__Text__.

Moshe's invisible angel


Day after Moshe's funeral, Aug. 2007

Excerpted from Letter to Reb Yosef

Moshe’s invisible angel 

I race to open the doors and elevators for elderly and disabled and young mothers with babies, and assist people going down shul bima steps, and I would get up when I did ride buses and NY subways, and only now do I see a pattern in my actions. I let people into my freeway lanes, too.

What I realized only yesterday (during Reb Moshe’s, z’l, funeral) and had never thought about before, because I just do it, is what it is that I have done for Moshe. I will share this with you.

I am clearly not Moshe's fine Torah student. My husband, z’l, never even allowed me on the phone during his phone Torah sessions with Moshe, although it was fine with Moshe. Can't have the pro and novice in the same class. It was their time alone. Was not allowed in the Young Israel's Gemorah class either, although my husband would have allowed that but R. Simkin did not. My husband was the only student for years.

My memory is lousy, but I do integrate into my soul and actions. I can't quote Torah passages and verses, and don't retain well. (Sometimes i surprise myself.) I don't have the "good questions" to ask in studying Torah. I am just always so happy to be reading what I am learning and feeling it.

I find that usually after something insightful has come to me to share in a Torah class, but I hesitate, surely another then shares that same thought. People speak out and I raise my hand so I am not heard.

__Given information__.
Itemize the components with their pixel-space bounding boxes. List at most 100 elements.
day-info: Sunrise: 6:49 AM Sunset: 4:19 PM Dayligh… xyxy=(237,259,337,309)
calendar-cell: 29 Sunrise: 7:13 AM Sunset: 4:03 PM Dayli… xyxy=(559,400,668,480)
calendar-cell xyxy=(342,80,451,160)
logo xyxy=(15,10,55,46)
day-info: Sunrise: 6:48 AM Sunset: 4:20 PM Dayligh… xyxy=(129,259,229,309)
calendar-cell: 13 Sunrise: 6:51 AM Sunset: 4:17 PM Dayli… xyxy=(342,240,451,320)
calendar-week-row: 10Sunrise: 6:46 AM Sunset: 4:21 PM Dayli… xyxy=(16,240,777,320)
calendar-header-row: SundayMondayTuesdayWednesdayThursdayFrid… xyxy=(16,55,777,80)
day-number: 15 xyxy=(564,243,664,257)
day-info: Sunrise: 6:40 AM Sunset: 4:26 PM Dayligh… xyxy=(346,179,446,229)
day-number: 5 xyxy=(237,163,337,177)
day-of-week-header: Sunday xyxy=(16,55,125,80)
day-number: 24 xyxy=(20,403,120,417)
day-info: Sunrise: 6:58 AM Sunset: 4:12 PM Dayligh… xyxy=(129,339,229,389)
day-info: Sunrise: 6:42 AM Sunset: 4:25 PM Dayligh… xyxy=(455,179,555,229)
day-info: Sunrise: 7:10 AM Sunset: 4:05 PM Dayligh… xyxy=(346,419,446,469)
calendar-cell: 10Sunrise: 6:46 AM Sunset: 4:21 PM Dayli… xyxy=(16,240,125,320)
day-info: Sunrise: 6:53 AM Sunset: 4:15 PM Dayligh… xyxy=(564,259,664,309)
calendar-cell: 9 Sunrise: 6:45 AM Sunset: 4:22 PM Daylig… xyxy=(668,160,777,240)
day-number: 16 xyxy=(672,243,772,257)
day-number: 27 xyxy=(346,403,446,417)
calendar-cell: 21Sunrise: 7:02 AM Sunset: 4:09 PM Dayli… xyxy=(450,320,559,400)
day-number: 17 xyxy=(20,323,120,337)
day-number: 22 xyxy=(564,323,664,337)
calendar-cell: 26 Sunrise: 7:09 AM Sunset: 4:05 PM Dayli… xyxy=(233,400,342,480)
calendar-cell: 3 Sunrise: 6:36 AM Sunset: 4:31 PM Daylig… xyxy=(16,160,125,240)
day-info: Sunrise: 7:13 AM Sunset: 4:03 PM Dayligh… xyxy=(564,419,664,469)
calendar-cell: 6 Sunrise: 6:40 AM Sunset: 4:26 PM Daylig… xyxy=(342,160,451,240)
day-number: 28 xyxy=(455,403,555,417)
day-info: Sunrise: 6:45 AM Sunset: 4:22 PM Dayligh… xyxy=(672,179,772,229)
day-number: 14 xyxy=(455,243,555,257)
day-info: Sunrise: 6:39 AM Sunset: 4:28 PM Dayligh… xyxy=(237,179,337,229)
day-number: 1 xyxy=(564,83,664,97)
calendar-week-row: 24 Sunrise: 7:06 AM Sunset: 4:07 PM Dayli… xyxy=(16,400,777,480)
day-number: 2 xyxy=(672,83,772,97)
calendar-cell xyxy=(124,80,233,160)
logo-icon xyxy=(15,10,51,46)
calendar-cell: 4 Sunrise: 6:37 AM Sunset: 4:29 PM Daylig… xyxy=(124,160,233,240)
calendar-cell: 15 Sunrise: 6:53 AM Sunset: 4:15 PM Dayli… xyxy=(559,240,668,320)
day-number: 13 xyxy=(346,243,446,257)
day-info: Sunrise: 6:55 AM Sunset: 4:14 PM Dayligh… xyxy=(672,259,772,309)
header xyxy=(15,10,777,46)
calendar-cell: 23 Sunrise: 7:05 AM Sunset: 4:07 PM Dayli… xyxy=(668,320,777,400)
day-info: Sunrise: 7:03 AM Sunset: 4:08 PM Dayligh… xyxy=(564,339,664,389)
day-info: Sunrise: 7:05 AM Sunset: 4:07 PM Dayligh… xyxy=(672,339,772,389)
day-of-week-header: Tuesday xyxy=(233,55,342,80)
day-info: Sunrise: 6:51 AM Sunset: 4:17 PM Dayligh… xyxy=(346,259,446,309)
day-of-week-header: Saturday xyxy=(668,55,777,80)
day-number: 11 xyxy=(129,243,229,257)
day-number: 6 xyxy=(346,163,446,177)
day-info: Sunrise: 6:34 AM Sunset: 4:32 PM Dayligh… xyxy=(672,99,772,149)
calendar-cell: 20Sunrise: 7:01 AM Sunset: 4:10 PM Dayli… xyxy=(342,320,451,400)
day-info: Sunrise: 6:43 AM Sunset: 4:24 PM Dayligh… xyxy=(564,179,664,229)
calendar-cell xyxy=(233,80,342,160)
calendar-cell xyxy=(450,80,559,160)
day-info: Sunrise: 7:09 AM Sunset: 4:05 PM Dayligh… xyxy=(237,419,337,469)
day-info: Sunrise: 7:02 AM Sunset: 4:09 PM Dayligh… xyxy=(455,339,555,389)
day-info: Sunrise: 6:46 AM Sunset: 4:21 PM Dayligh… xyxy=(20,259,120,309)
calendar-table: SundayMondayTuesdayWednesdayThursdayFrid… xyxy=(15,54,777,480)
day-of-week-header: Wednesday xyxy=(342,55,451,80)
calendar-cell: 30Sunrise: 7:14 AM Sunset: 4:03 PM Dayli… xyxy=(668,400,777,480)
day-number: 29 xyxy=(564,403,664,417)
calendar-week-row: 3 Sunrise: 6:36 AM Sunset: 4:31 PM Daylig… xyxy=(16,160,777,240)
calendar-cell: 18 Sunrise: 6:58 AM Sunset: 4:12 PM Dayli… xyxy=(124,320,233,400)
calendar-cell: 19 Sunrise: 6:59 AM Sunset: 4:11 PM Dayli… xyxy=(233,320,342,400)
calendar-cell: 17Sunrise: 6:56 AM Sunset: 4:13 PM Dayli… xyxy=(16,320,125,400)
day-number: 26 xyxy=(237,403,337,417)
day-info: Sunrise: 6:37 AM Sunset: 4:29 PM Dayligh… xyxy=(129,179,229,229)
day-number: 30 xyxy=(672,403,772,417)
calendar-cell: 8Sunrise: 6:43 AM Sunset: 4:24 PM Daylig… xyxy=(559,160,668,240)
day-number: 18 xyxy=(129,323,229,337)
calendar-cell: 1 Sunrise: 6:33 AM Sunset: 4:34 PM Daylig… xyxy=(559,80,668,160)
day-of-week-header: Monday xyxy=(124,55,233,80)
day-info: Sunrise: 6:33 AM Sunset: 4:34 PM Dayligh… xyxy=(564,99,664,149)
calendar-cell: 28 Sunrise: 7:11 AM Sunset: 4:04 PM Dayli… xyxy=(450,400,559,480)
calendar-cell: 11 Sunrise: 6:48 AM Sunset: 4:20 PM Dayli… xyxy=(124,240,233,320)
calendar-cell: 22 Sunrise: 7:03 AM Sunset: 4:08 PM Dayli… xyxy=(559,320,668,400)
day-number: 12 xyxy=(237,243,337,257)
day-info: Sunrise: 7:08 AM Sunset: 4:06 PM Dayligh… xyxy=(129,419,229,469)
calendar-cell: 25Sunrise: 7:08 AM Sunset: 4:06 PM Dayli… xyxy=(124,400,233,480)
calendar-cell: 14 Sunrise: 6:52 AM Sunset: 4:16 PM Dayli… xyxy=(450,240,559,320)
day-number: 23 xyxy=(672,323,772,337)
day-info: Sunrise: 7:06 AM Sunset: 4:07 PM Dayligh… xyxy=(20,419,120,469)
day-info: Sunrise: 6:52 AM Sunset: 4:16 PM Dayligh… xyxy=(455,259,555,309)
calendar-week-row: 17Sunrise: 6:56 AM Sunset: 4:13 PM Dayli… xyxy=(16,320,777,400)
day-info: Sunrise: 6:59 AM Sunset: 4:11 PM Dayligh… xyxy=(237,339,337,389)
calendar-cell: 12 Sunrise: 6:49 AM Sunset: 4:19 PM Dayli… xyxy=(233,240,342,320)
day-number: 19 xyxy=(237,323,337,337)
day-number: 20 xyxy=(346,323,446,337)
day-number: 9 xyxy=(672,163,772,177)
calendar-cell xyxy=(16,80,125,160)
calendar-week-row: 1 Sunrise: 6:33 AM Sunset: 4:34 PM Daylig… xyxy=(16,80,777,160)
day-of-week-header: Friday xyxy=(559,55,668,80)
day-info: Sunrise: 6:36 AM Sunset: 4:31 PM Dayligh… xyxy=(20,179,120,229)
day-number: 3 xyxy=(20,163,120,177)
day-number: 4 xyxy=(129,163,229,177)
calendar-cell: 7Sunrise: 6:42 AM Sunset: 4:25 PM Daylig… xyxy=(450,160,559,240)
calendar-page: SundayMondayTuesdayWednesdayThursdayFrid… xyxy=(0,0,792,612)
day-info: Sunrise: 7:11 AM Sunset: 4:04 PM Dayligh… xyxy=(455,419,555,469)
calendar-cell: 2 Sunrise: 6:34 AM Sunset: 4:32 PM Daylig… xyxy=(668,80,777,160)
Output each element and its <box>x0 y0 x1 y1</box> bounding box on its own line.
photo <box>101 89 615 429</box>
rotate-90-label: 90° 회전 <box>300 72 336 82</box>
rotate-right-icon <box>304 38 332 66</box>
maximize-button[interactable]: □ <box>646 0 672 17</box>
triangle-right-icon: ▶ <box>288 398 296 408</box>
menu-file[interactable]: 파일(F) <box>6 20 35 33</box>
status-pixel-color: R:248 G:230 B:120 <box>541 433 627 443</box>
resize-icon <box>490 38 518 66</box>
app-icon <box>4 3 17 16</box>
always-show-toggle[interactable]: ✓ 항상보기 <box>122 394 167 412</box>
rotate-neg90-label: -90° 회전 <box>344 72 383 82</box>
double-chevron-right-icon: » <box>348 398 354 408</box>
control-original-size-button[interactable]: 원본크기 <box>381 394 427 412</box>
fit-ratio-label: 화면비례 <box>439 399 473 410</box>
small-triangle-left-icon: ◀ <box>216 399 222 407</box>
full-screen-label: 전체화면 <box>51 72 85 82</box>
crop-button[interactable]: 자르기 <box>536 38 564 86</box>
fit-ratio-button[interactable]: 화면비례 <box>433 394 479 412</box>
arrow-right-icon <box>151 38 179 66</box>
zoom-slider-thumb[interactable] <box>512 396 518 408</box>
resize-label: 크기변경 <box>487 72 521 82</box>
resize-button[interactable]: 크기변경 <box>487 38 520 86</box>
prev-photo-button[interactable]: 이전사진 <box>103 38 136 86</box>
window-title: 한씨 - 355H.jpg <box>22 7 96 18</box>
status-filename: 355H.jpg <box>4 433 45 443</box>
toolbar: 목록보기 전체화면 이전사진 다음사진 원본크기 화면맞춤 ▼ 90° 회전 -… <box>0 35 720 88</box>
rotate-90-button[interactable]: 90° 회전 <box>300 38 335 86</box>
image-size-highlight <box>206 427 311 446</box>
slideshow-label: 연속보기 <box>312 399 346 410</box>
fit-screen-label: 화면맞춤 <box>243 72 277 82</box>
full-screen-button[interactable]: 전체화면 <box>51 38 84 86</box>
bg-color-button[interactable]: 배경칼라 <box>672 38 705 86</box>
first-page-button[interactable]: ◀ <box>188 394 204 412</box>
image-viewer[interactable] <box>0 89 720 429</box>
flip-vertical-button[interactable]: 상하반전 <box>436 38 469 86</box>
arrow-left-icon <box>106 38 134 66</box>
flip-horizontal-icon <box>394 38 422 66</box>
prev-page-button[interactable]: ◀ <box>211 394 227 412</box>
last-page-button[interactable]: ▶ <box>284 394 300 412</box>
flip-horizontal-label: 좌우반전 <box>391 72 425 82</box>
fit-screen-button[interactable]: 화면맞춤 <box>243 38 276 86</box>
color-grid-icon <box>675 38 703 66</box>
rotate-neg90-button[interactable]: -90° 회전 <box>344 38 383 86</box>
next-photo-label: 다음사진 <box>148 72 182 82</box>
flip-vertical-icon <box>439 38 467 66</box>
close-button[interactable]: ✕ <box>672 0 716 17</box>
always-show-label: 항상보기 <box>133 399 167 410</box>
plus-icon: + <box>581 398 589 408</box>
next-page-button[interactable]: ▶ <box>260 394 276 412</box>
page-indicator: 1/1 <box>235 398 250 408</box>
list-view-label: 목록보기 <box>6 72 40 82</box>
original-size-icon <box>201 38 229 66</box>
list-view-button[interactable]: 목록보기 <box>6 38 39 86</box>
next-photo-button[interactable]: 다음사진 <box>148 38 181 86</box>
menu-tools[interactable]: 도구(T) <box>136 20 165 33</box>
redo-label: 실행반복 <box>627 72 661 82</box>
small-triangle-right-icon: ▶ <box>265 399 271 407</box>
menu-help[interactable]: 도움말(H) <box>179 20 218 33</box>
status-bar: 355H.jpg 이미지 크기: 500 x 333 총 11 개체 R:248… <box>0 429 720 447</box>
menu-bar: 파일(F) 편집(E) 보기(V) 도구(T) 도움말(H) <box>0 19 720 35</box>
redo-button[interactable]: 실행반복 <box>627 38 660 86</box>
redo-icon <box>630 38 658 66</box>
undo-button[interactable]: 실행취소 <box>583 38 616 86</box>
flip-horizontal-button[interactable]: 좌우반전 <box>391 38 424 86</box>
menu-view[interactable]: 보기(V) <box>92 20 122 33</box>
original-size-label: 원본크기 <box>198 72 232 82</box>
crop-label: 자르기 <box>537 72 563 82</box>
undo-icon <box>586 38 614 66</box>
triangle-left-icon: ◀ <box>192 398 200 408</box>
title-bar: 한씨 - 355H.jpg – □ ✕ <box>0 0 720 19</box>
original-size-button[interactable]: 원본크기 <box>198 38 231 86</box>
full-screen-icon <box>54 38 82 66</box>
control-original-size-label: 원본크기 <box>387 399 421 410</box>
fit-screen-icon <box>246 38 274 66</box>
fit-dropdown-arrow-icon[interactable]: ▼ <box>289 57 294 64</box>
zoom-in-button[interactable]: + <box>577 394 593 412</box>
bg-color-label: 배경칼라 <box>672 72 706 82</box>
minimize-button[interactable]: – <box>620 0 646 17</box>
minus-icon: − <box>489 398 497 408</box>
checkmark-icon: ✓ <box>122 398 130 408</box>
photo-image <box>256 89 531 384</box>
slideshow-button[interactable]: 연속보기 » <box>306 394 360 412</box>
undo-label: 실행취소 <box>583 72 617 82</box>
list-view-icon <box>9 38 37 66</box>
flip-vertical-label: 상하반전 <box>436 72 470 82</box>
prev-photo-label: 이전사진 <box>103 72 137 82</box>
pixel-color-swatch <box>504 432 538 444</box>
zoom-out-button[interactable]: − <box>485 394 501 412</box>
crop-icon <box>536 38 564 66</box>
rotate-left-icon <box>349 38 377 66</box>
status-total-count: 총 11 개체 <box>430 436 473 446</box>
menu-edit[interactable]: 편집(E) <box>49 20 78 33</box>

__Problems to work on__.
a – Answer these from the letter about Moshe:
(i) What date line is given for the letter?
(ii) Who was the only student in the Gemorah class for years?
(iii) Who did not allow the writer into the Young Israel's Gemorah class?
b – Please pick up the letter about Moshe after its final sentence and keep writing it.
The lines above play no part in what comes next.

__Per-task answers__.
a –
(i) Day after Moshe's funeral, Aug. 2007
(ii) The writer's husband
(iii) R. Simkin

b –
What I did with Moshe was be his invisible angel. When we would be somewhere, an event, a wedding (the Kirsch’s), a class, etc., I would shadow him and his very slow short body, with each slow step and Birkenstock shuffle, and with his walker (before his wheelchair which he did not want to have in public). Going to bathrooms then was surely an issue. I knew, because of what I had lived with along with my husband’s needs.

“You can't even close the individual stall door”, my friends would tell me when they accompanied Marcel in his wheelchair at Aviva's wedding.

I made sure that I would "just happen to be" in the hallway (or on a rocky path—Geer Theatre) when he was making his way out of a large wedding reception room or theatre from his seat (which I had secured for him for his ease closer to doors and away from drafts), and...

Indivisibly I would make sure that there was someone to open the "men’s bathroom door for him.

(Even as I write this, I am seeing other times, for other people, for other reasons, I just happened to be (deliberately) in the right place at the right time.)

It did not matter that I missed the simcha events inside. I waited in the hallway and would ask unknown men to go in and just check on Moshe, and make sure that the door was held open for him to exit the bathroom.
I would then become visible at some point and make sure he knew where his table was, and the easiest way to get back to it through large dining halls. I would make sure to get the buffet table plate for Moshe. Then when he was ready to go home, we would leave the party early for me to drive him and wife Jean home. (I would bring my dinner over to where my husband was in rehab for him to enjoy.)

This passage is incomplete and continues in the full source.